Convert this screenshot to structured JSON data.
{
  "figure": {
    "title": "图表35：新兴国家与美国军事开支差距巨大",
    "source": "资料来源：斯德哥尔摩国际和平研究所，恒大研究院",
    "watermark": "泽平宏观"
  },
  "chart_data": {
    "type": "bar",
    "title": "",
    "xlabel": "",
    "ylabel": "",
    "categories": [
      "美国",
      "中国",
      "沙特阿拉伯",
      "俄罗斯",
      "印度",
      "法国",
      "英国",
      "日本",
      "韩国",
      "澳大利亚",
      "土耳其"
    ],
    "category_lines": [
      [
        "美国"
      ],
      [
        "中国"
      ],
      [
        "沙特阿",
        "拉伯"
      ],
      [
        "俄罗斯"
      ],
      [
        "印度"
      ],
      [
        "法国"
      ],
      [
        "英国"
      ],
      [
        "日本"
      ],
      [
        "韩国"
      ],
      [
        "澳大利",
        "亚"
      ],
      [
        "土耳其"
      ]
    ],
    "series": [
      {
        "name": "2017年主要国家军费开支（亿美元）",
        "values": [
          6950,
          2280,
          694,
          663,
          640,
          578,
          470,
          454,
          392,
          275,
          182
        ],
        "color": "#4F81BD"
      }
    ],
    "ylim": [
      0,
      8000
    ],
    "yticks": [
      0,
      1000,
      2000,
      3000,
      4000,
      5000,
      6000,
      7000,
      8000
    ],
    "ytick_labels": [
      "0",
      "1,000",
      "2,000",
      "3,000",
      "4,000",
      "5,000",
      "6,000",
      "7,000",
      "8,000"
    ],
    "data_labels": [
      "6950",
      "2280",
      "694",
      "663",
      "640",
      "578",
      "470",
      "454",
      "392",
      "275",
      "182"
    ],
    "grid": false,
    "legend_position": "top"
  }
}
_____
Copy every line exactly. Leave nothing out.

## Solution
Convert this screenshot to structured JSON data.
{
  "figure": {
    "title": "图表35：新兴国家与美国军事开支差距巨大",
    "source": "资料来源：斯德哥尔摩国际和平研究所，恒大研究院",
    "watermark": "泽平宏观"
  },
  "chart_data": {
    "type": "bar",
    "title": "",
    "xlabel": "",
    "ylabel": "",
    "categories": [
      "美国",
      "中国",
      "沙特阿拉伯",
      "俄罗斯",
      "印度",
      "法国",
      "英国",
      "日本",
      "韩国",
      "澳大利亚",
      "土耳其"
    ],
    "category_lines": [
      [
        "美国"
      ],
      [
        "中国"
      ],
      [
        "沙特阿",
        "拉伯"
      ],
      [
        "俄罗斯"
      ],
      [
        "印度"
      ],
      [
        "法国"
      ],
      [
        "英国"
      ],
      [
        "日本"
      ],
      [
        "韩国"
      ],
      [
        "澳大利",
        "亚"
      ],
      [
        "土耳其"
      ]
    ],
    "series": [
      {
        "name": "2017年主要国家军费开支（亿美元）",
        "values": [
          6950,
          2280,
          694,
          663,
          640,
          578,
          470,
          454,
          392,
          275,
          182
        ],
        "color": "#4F81BD"
      }
    ],
    "ylim": [
      0,
      8000
    ],
    "yticks": [
      0,
      1000,
      2000,
      3000,
      4000,
      5000,
      6000,
      7000,
      8000
    ],
    "ytick_labels": [
      "0",
      "1,000",
      "2,000",
      "3,000",
      "4,000",
      "5,000",
      "6,000",
      "7,000",
      "8,000"
    ],
    "data_labels": [
      "6950",
      "2280",
      "694",
      "663",
      "640",
      "578",
      "470",
      "454",
      "392",
      "275",
      "182"
    ],
    "grid": false,
    "legend_position": "top"
  }
}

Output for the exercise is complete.